Output the entries word for word. Omit images.

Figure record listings
___

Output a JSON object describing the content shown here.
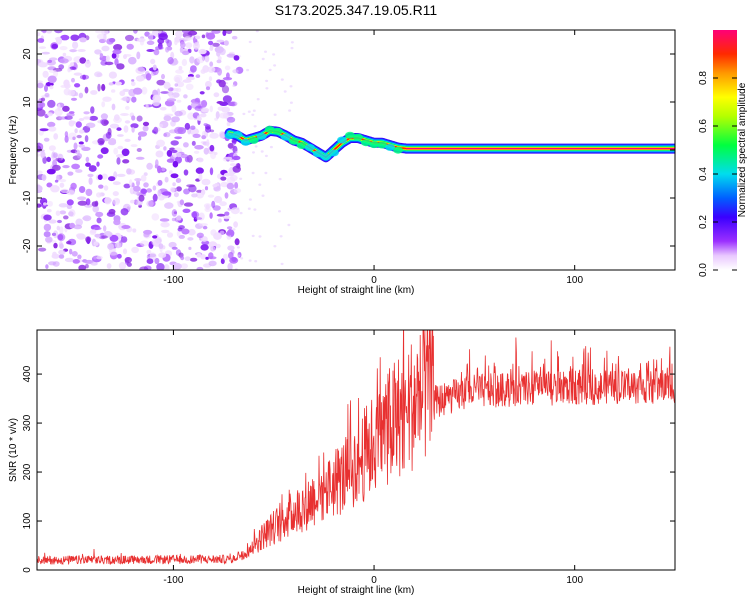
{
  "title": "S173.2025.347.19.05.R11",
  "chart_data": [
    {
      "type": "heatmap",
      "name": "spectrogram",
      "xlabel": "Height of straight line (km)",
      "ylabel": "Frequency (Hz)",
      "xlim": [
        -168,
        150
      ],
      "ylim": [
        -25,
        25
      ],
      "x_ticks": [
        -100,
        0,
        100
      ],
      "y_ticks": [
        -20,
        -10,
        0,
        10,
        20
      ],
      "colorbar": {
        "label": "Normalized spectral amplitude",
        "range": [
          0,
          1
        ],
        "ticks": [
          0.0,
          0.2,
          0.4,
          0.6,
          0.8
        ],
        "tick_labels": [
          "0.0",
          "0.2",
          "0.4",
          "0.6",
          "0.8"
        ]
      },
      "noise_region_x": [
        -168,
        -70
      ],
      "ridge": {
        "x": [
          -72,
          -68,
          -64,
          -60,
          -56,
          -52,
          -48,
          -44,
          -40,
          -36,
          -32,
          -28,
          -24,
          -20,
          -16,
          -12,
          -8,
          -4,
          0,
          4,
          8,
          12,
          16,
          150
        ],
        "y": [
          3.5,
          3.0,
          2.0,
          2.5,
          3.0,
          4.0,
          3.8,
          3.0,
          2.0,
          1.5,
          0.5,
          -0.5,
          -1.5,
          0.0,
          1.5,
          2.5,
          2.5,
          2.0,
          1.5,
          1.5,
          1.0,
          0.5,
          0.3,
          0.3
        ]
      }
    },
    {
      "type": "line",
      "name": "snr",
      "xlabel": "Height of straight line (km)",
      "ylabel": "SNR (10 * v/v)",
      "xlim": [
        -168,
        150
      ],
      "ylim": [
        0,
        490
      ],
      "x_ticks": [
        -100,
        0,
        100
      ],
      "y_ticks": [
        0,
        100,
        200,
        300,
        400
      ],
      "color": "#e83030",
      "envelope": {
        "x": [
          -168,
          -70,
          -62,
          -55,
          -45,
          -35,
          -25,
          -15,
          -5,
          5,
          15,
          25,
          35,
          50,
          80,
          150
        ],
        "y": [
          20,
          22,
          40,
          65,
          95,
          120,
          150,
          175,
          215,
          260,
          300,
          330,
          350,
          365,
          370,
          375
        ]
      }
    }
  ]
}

___

SOLUTION:
Output a JSON object describing the content shown here.
{
  "title": "S173.2025.347.19.05.R11",
  "chart_data": [
    {
      "type": "heatmap",
      "name": "spectrogram",
      "xlabel": "Height of straight line (km)",
      "ylabel": "Frequency (Hz)",
      "xlim": [
        -168,
        150
      ],
      "ylim": [
        -25,
        25
      ],
      "x_ticks": [
        -100,
        0,
        100
      ],
      "y_ticks": [
        -20,
        -10,
        0,
        10,
        20
      ],
      "colorbar": {
        "label": "Normalized spectral amplitude",
        "range": [
          0,
          1
        ],
        "ticks": [
          0.0,
          0.2,
          0.4,
          0.6,
          0.8
        ],
        "tick_labels": [
          "0.0",
          "0.2",
          "0.4",
          "0.6",
          "0.8"
        ]
      },
      "noise_region_x": [
        -168,
        -70
      ],
      "ridge": {
        "x": [
          -72,
          -68,
          -64,
          -60,
          -56,
          -52,
          -48,
          -44,
          -40,
          -36,
          -32,
          -28,
          -24,
          -20,
          -16,
          -12,
          -8,
          -4,
          0,
          4,
          8,
          12,
          16,
          150
        ],
        "y": [
          3.5,
          3.0,
          2.0,
          2.5,
          3.0,
          4.0,
          3.8,
          3.0,
          2.0,
          1.5,
          0.5,
          -0.5,
          -1.5,
          0.0,
          1.5,
          2.5,
          2.5,
          2.0,
          1.5,
          1.5,
          1.0,
          0.5,
          0.3,
          0.3
        ]
      }
    },
    {
      "type": "line",
      "name": "snr",
      "xlabel": "Height of straight line (km)",
      "ylabel": "SNR (10 * v/v)",
      "xlim": [
        -168,
        150
      ],
      "ylim": [
        0,
        490
      ],
      "x_ticks": [
        -100,
        0,
        100
      ],
      "y_ticks": [
        0,
        100,
        200,
        300,
        400
      ],
      "color": "#e83030",
      "envelope": {
        "x": [
          -168,
          -70,
          -62,
          -55,
          -45,
          -35,
          -25,
          -15,
          -5,
          5,
          15,
          25,
          35,
          50,
          80,
          150
        ],
        "y": [
          20,
          22,
          40,
          65,
          95,
          120,
          150,
          175,
          215,
          260,
          300,
          330,
          350,
          365,
          370,
          375
        ]
      }
    }
  ]
}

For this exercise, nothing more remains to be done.